# SUPPLIED TEXT
▬▬▬▬▬▬▬▬▬▬

It's a funny thing about beer and Canada. Canadians have this relationship to beer that is based entirely around the idea - largely erroneous - that our beer is better. So much so that it becomes a principle of our national existence as this article reminds us:
The poll, broken down into demographic categories, asked 3,114 Canadians coast to coast to coast to list in order of importance the 101 symbols people feel best represent Canada. Not surprisingly, the Maple Leaf was No. 1, hockey No. 2, the flag three. Locally, the answers reflected those findings. However, there were some different findings. "Beer," said Gerry Paris, of Windsor, who was walking downtown wearing a new Maple Leaf flag T-shirt purchased for $6. "I like Canadian beer.... I consider myself patriotic."

▬▬▬▬▬▬▬▬▬▬

# RAW DATA
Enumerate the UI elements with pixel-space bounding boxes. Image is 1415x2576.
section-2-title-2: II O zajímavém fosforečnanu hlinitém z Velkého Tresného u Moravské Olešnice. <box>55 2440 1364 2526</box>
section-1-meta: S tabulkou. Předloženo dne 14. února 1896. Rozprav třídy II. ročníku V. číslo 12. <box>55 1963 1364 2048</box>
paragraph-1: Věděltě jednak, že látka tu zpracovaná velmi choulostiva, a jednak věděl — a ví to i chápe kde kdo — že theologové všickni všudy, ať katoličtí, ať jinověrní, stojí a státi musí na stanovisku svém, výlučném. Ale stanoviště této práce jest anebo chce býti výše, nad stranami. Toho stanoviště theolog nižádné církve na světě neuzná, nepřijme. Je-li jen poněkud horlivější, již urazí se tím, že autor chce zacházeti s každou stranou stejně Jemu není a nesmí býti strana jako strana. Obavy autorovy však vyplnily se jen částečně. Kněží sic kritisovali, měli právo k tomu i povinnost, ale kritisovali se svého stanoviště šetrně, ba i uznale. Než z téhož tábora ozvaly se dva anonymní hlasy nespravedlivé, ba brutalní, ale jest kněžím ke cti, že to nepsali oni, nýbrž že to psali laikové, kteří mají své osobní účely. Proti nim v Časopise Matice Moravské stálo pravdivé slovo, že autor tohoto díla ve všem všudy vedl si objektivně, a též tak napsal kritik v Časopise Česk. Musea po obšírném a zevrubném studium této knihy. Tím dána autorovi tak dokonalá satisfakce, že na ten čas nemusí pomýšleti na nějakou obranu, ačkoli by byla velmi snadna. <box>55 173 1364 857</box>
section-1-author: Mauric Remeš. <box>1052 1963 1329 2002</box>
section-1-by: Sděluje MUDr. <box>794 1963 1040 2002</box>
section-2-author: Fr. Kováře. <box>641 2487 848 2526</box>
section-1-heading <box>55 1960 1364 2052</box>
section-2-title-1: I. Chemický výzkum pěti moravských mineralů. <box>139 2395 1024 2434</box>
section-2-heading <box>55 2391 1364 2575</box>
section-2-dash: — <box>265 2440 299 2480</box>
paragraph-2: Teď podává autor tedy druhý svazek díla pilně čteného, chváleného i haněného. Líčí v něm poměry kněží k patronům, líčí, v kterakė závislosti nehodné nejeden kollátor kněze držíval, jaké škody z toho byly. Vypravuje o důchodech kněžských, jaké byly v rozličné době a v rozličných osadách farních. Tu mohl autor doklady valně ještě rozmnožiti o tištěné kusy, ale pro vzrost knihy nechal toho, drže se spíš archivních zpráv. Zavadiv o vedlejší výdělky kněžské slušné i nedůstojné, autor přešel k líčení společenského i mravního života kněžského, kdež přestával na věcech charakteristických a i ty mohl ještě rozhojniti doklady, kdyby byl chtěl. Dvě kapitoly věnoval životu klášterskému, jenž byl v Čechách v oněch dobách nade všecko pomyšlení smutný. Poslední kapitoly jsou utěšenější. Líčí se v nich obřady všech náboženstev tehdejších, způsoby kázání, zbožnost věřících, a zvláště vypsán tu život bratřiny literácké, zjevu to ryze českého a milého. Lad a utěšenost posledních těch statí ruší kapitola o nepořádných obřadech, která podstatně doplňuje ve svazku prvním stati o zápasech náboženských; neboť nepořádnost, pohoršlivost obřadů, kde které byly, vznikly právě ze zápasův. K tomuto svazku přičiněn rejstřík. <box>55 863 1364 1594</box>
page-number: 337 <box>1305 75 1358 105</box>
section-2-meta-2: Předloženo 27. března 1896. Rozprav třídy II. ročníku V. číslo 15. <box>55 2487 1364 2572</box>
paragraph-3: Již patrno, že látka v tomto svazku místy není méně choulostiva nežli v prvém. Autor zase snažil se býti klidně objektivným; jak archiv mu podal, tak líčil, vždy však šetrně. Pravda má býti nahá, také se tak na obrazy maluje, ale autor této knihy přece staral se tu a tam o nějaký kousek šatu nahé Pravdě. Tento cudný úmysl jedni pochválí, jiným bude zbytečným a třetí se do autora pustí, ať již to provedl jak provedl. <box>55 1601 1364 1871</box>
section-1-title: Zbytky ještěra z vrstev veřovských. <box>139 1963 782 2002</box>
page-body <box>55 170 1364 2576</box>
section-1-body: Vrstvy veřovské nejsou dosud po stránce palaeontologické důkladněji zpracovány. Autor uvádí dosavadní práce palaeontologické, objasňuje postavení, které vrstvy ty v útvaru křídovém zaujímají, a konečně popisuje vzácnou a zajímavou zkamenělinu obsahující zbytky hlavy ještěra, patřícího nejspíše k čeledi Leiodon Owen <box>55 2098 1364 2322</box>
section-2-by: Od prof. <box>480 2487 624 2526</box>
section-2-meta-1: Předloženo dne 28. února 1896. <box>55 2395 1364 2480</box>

▬▬▬▬▬▬▬▬▬▬

# WHAT YOU NEED TO DO
1) List the symbols that the poll ranked first, second, and third in the text on beer and Canada, with each one's rank.
2) In the text on beer and Canada, how many Canadians were polled?
3) Continue the text on beer and Canada from its last sentence.

# ANSWERS PROVIDED
1)
1. The Maple Leaf
2. Hockey
3. The flag

2) 3,114 Canadians.

3)
Never mind that the three largest national brewers - Labatt, Molson and Sleemans - are now Brazilio-Belgian, American and Japanese respectively or that (as is the case everywhere I suppose) what is most proudly consumed tastes pretty much like every other macro lager on the planet. Doesn't matter. We love our beer and are defined by it in a way that can sometimes seem a bit like an American's association with the work of the founding fathers. But note what Larry is drinking on this maple-esque day of days.
So wherever you are today, like Larry, hoist a macro-lager in honour of our national obsession with macro-lagers and wear some read and white, wouldja?